## EXERCISE
Look through the data below and return each line where "Trung" appears.

## PROVIDED DATA
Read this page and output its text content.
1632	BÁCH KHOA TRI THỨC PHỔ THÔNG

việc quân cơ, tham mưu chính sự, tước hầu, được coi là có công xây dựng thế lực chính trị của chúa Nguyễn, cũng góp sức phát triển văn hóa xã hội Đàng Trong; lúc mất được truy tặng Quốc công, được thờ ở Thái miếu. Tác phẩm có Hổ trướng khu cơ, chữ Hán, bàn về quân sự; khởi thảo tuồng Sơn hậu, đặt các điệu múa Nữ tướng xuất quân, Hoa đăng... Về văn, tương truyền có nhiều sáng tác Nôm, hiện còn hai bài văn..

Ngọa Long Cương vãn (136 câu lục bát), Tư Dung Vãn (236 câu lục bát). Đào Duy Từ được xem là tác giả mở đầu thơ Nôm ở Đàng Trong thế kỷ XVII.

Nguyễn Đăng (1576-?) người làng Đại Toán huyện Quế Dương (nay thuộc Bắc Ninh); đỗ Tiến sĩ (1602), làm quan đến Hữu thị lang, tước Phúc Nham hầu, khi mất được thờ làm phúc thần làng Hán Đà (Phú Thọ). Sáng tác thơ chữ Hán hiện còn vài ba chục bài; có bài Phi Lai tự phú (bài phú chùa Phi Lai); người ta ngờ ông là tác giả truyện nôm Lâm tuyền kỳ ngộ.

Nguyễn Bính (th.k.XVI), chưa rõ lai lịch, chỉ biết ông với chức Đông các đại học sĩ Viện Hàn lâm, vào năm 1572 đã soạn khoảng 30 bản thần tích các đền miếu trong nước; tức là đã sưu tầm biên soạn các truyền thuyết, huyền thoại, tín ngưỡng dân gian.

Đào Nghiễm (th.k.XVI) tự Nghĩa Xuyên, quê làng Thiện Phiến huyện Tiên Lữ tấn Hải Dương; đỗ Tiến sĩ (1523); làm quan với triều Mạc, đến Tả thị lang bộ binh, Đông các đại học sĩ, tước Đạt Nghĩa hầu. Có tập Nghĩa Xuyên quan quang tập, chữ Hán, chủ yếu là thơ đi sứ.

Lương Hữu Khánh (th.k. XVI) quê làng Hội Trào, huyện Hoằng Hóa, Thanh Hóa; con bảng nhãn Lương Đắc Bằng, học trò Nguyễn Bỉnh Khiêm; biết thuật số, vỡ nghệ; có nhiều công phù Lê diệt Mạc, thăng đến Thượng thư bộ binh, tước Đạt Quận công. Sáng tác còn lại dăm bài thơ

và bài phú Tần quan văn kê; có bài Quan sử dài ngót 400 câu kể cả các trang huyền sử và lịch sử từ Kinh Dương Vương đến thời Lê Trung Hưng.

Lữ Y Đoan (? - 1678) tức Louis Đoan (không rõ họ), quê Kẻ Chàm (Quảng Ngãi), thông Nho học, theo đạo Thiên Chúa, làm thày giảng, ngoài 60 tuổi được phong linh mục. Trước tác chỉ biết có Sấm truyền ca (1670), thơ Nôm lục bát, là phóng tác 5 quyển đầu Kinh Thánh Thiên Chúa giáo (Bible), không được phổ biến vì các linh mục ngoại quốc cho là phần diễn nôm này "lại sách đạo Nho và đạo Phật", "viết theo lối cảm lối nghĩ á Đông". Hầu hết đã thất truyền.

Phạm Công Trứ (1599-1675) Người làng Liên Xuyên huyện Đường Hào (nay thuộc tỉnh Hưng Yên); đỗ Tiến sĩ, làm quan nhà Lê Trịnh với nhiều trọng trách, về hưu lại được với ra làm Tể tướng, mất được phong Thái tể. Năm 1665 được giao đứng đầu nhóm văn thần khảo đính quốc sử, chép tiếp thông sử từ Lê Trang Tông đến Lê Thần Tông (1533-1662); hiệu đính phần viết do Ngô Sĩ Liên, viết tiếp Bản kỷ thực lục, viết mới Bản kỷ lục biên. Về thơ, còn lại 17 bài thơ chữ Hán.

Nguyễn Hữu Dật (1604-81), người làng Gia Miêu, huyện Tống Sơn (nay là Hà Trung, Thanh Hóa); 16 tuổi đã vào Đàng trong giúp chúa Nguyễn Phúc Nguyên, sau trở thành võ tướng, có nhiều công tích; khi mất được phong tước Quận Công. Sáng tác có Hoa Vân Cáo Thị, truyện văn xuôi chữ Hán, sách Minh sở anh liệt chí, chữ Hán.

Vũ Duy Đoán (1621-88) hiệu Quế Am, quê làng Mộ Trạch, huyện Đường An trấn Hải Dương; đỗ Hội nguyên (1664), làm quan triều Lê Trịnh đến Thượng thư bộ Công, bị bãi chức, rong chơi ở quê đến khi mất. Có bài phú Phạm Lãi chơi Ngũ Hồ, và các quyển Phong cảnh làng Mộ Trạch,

## ANSWER FOR THE TASK
và bài phú Tần quan văn kê; có bài Quan sử dài ngót 400 câu kể cả các trang huyền sử và lịch sử từ Kinh Dương Vương đến thời Lê Trung Hưng.
Nguyễn Hữu Dật (1604-81), người làng Gia Miêu, huyện Tống Sơn (nay là Hà Trung, Thanh Hóa); 16 tuổi đã vào Đàng trong giúp chúa Nguyễn Phúc Nguyên, sau trở thành võ tướng, có nhiều công tích; khi mất được phong tước Quận Công. Sáng tác có Hoa Vân Cáo Thị, truyện văn xuôi chữ Hán, sách Minh sở anh liệt chí, chữ Hán.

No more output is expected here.